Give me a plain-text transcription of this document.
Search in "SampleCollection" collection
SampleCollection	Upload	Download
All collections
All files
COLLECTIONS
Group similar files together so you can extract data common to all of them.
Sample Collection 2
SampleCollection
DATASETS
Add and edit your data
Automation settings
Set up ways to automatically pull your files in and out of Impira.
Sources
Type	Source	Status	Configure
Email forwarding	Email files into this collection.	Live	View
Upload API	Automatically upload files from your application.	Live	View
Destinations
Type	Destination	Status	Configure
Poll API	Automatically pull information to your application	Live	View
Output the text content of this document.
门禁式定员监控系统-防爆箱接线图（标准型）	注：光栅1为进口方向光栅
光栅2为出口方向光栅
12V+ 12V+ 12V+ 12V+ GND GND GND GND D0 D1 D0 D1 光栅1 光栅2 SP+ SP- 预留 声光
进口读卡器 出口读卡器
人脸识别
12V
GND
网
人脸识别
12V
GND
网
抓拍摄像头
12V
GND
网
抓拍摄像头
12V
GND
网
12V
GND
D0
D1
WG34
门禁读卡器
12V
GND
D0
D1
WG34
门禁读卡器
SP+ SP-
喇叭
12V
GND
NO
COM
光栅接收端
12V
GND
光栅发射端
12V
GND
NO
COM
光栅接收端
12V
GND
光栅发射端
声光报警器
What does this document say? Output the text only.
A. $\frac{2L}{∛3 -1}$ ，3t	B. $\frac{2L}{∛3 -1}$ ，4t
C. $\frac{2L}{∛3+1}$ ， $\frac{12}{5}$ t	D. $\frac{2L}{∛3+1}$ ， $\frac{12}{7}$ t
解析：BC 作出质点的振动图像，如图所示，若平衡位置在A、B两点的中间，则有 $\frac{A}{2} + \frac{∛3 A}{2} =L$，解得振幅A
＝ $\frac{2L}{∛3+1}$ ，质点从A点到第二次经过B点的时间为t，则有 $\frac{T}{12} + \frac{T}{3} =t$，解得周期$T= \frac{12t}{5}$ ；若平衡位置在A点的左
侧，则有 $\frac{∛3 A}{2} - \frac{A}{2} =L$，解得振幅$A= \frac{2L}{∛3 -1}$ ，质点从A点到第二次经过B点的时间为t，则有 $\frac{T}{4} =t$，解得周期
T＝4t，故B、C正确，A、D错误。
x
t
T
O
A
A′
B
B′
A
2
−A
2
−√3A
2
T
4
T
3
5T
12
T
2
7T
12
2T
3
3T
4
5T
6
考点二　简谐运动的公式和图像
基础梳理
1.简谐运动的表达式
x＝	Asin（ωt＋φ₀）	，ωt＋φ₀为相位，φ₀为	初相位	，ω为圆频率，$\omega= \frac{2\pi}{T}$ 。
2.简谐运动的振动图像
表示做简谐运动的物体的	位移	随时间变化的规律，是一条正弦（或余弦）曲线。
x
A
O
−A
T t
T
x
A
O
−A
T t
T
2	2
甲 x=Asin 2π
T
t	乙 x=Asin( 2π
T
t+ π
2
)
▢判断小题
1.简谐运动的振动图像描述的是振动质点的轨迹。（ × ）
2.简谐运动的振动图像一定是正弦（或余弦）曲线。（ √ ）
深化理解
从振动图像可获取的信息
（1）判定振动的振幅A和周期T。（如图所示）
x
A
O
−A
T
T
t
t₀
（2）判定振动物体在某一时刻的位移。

# # # #

> Given instruction
Give back the whole listing exactly as it reads.

> Solution
Give me a plain-text transcription of this document.
Search in "SampleCollection" collection
SampleCollection	Upload	Download
All collections
All files
COLLECTIONS
Group similar files together so you can extract data common to all of them.
Sample Collection 2
SampleCollection
DATASETS
Add and edit your data
Automation settings
Set up ways to automatically pull your files in and out of Impira.
Sources
Type	Source	Status	Configure
Email forwarding	Email files into this collection.	Live	View
Upload API	Automatically upload files from your application.	Live	View
Destinations
Type	Destination	Status	Configure
Poll API	Automatically pull information to your application	Live	View
Output the text content of this document.
门禁式定员监控系统-防爆箱接线图（标准型）	注：光栅1为进口方向光栅
光栅2为出口方向光栅
12V+ 12V+ 12V+ 12V+ GND GND GND GND D0 D1 D0 D1 光栅1 光栅2 SP+ SP- 预留 声光
进口读卡器 出口读卡器
人脸识别
12V
GND
网
人脸识别
12V
GND
网
抓拍摄像头
12V
GND
网
抓拍摄像头
12V
GND
网
12V
GND
D0
D1
WG34
门禁读卡器
12V
GND
D0
D1
WG34
门禁读卡器
SP+ SP-
喇叭
12V
GND
NO
COM
光栅接收端
12V
GND
光栅发射端
12V
GND
NO
COM
光栅接收端
12V
GND
光栅发射端
声光报警器
What does this document say? Output the text only.
A. $\frac{2L}{∛3 -1}$ ，3t	B. $\frac{2L}{∛3 -1}$ ，4t
C. $\frac{2L}{∛3+1}$ ， $\frac{12}{5}$ t	D. $\frac{2L}{∛3+1}$ ， $\frac{12}{7}$ t
解析：BC 作出质点的振动图像，如图所示，若平衡位置在A、B两点的中间，则有 $\frac{A}{2} + \frac{∛3 A}{2} =L$，解得振幅A
＝ $\frac{2L}{∛3+1}$ ，质点从A点到第二次经过B点的时间为t，则有 $\frac{T}{12} + \frac{T}{3} =t$，解得周期$T= \frac{12t}{5}$ ；若平衡位置在A点的左
侧，则有 $\frac{∛3 A}{2} - \frac{A}{2} =L$，解得振幅$A= \frac{2L}{∛3 -1}$ ，质点从A点到第二次经过B点的时间为t，则有 $\frac{T}{4} =t$，解得周期
T＝4t，故B、C正确，A、D错误。
x
t
T
O
A
A′
B
B′
A
2
−A
2
−√3A
2
T
4
T
3
5T
12
T
2
7T
12
2T
3
3T
4
5T
6
考点二　简谐运动的公式和图像
基础梳理
1.简谐运动的表达式
x＝	Asin（ωt＋φ₀）	，ωt＋φ₀为相位，φ₀为	初相位	，ω为圆频率，$\omega= \frac{2\pi}{T}$ 。
2.简谐运动的振动图像
表示做简谐运动的物体的	位移	随时间变化的规律，是一条正弦（或余弦）曲线。
x
A
O
−A
T t
T
x
A
O
−A
T t
T
2	2
甲 x=Asin 2π
T
t	乙 x=Asin( 2π
T
t+ π
2
)
▢判断小题
1.简谐运动的振动图像描述的是振动质点的轨迹。（ × ）
2.简谐运动的振动图像一定是正弦（或余弦）曲线。（ √ ）
深化理解
从振动图像可获取的信息
（1）判定振动的振幅A和周期T。（如图所示）
x
A
O
−A
T
T
t
t₀
（2）判定振动物体在某一时刻的位移。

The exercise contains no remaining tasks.